— START OF EXTRACTED ENTRIES —

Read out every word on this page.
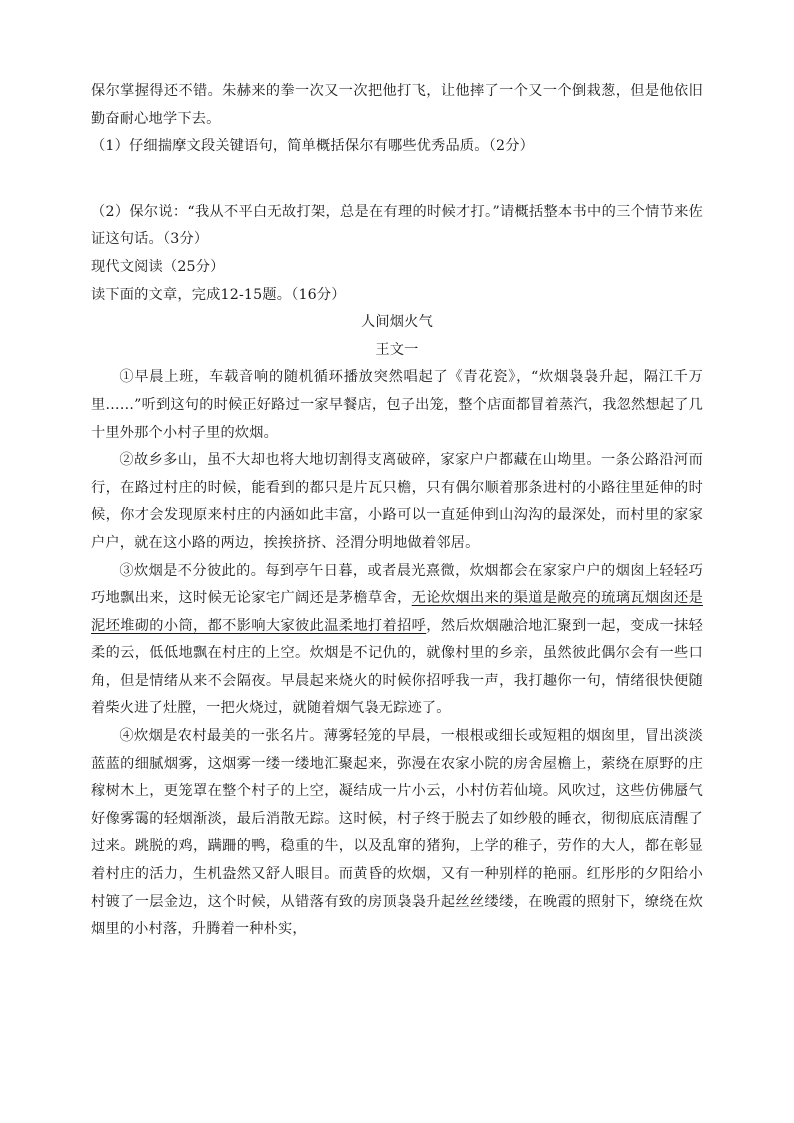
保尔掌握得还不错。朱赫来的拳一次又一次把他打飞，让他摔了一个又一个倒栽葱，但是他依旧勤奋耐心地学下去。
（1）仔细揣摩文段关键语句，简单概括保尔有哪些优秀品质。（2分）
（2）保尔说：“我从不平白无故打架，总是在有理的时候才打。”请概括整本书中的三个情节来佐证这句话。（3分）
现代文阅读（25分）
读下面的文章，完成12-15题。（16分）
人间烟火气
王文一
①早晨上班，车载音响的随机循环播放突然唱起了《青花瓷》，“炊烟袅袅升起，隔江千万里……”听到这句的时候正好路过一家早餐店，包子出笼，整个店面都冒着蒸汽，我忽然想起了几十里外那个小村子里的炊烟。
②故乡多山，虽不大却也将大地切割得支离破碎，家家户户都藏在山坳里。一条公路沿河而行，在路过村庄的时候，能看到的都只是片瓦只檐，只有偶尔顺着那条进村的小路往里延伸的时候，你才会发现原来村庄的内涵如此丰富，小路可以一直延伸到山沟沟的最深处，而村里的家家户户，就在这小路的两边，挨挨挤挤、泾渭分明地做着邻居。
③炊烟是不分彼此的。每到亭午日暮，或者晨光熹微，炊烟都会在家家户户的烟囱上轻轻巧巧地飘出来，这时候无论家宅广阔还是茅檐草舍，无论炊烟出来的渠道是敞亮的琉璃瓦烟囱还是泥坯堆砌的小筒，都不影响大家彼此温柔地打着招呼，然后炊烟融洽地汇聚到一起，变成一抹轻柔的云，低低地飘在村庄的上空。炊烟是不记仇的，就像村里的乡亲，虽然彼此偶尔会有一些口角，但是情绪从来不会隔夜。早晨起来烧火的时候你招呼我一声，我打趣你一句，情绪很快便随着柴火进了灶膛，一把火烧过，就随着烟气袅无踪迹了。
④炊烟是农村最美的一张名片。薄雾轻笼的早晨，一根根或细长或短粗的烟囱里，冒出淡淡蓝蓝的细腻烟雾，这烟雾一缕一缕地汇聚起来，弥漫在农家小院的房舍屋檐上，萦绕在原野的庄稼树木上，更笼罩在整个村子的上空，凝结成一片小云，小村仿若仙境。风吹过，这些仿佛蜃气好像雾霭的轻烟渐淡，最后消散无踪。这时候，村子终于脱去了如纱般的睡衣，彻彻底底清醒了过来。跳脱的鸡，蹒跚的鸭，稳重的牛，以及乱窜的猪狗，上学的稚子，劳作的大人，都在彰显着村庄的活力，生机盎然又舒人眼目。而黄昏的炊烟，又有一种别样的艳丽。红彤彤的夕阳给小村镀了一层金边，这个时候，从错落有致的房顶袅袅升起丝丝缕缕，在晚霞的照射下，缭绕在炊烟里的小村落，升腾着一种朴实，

— END OF EXTRACTED ENTRIES —

PROBLEM TO SOLVE:
Give the data above again in full and unchanged, skipping the pictures.

WRITTEN RESPONSE:
Read out every word on this page.
保尔掌握得还不错。朱赫来的拳一次又一次把他打飞，让他摔了一个又一个倒栽葱，但是他依旧勤奋耐心地学下去。
（1）仔细揣摩文段关键语句，简单概括保尔有哪些优秀品质。（2分）
（2）保尔说：“我从不平白无故打架，总是在有理的时候才打。”请概括整本书中的三个情节来佐证这句话。（3分）
现代文阅读（25分）
读下面的文章，完成12-15题。（16分）
人间烟火气
王文一
①早晨上班，车载音响的随机循环播放突然唱起了《青花瓷》，“炊烟袅袅升起，隔江千万里……”听到这句的时候正好路过一家早餐店，包子出笼，整个店面都冒着蒸汽，我忽然想起了几十里外那个小村子里的炊烟。
②故乡多山，虽不大却也将大地切割得支离破碎，家家户户都藏在山坳里。一条公路沿河而行，在路过村庄的时候，能看到的都只是片瓦只檐，只有偶尔顺着那条进村的小路往里延伸的时候，你才会发现原来村庄的内涵如此丰富，小路可以一直延伸到山沟沟的最深处，而村里的家家户户，就在这小路的两边，挨挨挤挤、泾渭分明地做着邻居。
③炊烟是不分彼此的。每到亭午日暮，或者晨光熹微，炊烟都会在家家户户的烟囱上轻轻巧巧地飘出来，这时候无论家宅广阔还是茅檐草舍，无论炊烟出来的渠道是敞亮的琉璃瓦烟囱还是泥坯堆砌的小筒，都不影响大家彼此温柔地打着招呼，然后炊烟融洽地汇聚到一起，变成一抹轻柔的云，低低地飘在村庄的上空。炊烟是不记仇的，就像村里的乡亲，虽然彼此偶尔会有一些口角，但是情绪从来不会隔夜。早晨起来烧火的时候你招呼我一声，我打趣你一句，情绪很快便随着柴火进了灶膛，一把火烧过，就随着烟气袅无踪迹了。
④炊烟是农村最美的一张名片。薄雾轻笼的早晨，一根根或细长或短粗的烟囱里，冒出淡淡蓝蓝的细腻烟雾，这烟雾一缕一缕地汇聚起来，弥漫在农家小院的房舍屋檐上，萦绕在原野的庄稼树木上，更笼罩在整个村子的上空，凝结成一片小云，小村仿若仙境。风吹过，这些仿佛蜃气好像雾霭的轻烟渐淡，最后消散无踪。这时候，村子终于脱去了如纱般的睡衣，彻彻底底清醒了过来。跳脱的鸡，蹒跚的鸭，稳重的牛，以及乱窜的猪狗，上学的稚子，劳作的大人，都在彰显着村庄的活力，生机盎然又舒人眼目。而黄昏的炊烟，又有一种别样的艳丽。红彤彤的夕阳给小村镀了一层金边，这个时候，从错落有致的房顶袅袅升起丝丝缕缕，在晚霞的照射下，缭绕在炊烟里的小村落，升腾着一种朴实，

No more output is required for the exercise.